-- Collected data --
[BEGIN]

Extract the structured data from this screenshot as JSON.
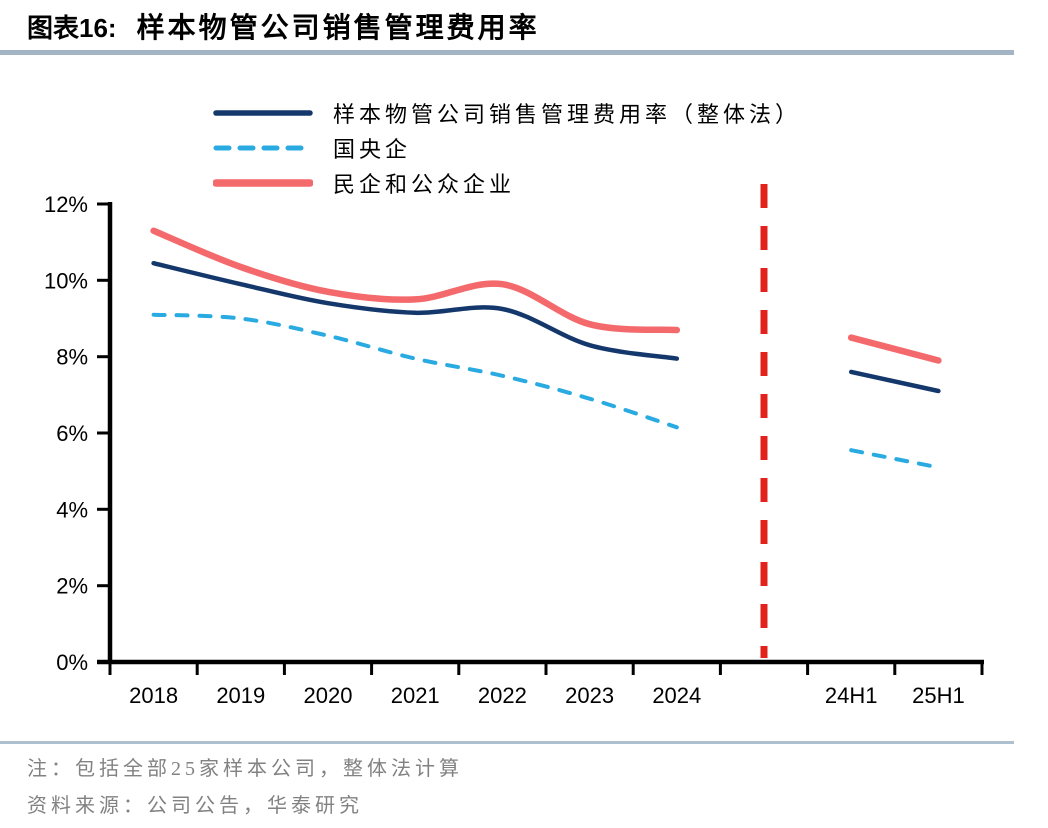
{
  "header": {
    "figure_label": "图表16:",
    "title": "样本物管公司销售管理费用率",
    "rule_color": "#a3b5c5"
  },
  "legend": {
    "items": [
      "样本物管公司销售管理费用率（整体法）",
      "国央企",
      "民企和公众企业"
    ]
  },
  "chart_data": {
    "type": "line",
    "title": "样本物管公司销售管理费用率",
    "unit": "%",
    "categories": [
      "2018",
      "2019",
      "2020",
      "2021",
      "2022",
      "2023",
      "2024",
      "",
      "24H1",
      "25H1"
    ],
    "series": [
      {
        "name": "样本物管公司销售管理费用率（整体法）",
        "color": "#15386c",
        "dashed": false,
        "stroke_width": 4.5,
        "values": [
          10.45,
          9.9,
          9.4,
          9.15,
          9.25,
          8.3,
          7.95,
          null,
          7.6,
          7.1
        ]
      },
      {
        "name": "国央企",
        "color": "#29abe2",
        "dashed": true,
        "stroke_width": 4,
        "values": [
          9.1,
          9.0,
          8.55,
          7.95,
          7.5,
          6.9,
          6.15,
          null,
          5.55,
          5.1
        ]
      },
      {
        "name": "民企和公众企业",
        "color": "#f4696b",
        "dashed": false,
        "stroke_width": 6.5,
        "values": [
          11.3,
          10.35,
          9.7,
          9.5,
          9.9,
          8.85,
          8.7,
          null,
          8.5,
          7.9
        ]
      }
    ],
    "ylim": [
      0,
      12
    ],
    "y_tick_labels": [
      "0%",
      "2%",
      "4%",
      "6%",
      "8%",
      "10%",
      "12%"
    ],
    "x_tick_labels": [
      "2018",
      "2019",
      "2020",
      "2021",
      "2022",
      "2023",
      "2024",
      "24H1",
      "25H1"
    ],
    "divider": {
      "after_category": "2024",
      "color": "#e2231d",
      "style": "dashed"
    },
    "grid": false,
    "legend_position": "top-left",
    "axis_color": "#000000",
    "smooth": true
  },
  "footer": {
    "note": "注：包括全部25家样本公司，整体法计算",
    "source": "资料来源：公司公告，华泰研究",
    "rule_color": "#aebfce"
  }
}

[END]

Omit the pictures. Transcribe every record exactly.

Extract the structured data from this screenshot as JSON.
{
  "header": {
    "figure_label": "图表16:",
    "title": "样本物管公司销售管理费用率",
    "rule_color": "#a3b5c5"
  },
  "legend": {
    "items": [
      "样本物管公司销售管理费用率（整体法）",
      "国央企",
      "民企和公众企业"
    ]
  },
  "chart_data": {
    "type": "line",
    "title": "样本物管公司销售管理费用率",
    "unit": "%",
    "categories": [
      "2018",
      "2019",
      "2020",
      "2021",
      "2022",
      "2023",
      "2024",
      "",
      "24H1",
      "25H1"
    ],
    "series": [
      {
        "name": "样本物管公司销售管理费用率（整体法）",
        "color": "#15386c",
        "dashed": false,
        "stroke_width": 4.5,
        "values": [
          10.45,
          9.9,
          9.4,
          9.15,
          9.25,
          8.3,
          7.95,
          null,
          7.6,
          7.1
        ]
      },
      {
        "name": "国央企",
        "color": "#29abe2",
        "dashed": true,
        "stroke_width": 4,
        "values": [
          9.1,
          9.0,
          8.55,
          7.95,
          7.5,
          6.9,
          6.15,
          null,
          5.55,
          5.1
        ]
      },
      {
        "name": "民企和公众企业",
        "color": "#f4696b",
        "dashed": false,
        "stroke_width": 6.5,
        "values": [
          11.3,
          10.35,
          9.7,
          9.5,
          9.9,
          8.85,
          8.7,
          null,
          8.5,
          7.9
        ]
      }
    ],
    "ylim": [
      0,
      12
    ],
    "y_tick_labels": [
      "0%",
      "2%",
      "4%",
      "6%",
      "8%",
      "10%",
      "12%"
    ],
    "x_tick_labels": [
      "2018",
      "2019",
      "2020",
      "2021",
      "2022",
      "2023",
      "2024",
      "24H1",
      "25H1"
    ],
    "divider": {
      "after_category": "2024",
      "color": "#e2231d",
      "style": "dashed"
    },
    "grid": false,
    "legend_position": "top-left",
    "axis_color": "#000000",
    "smooth": true
  },
  "footer": {
    "note": "注：包括全部25家样本公司，整体法计算",
    "source": "资料来源：公司公告，华泰研究",
    "rule_color": "#aebfce"
  }
}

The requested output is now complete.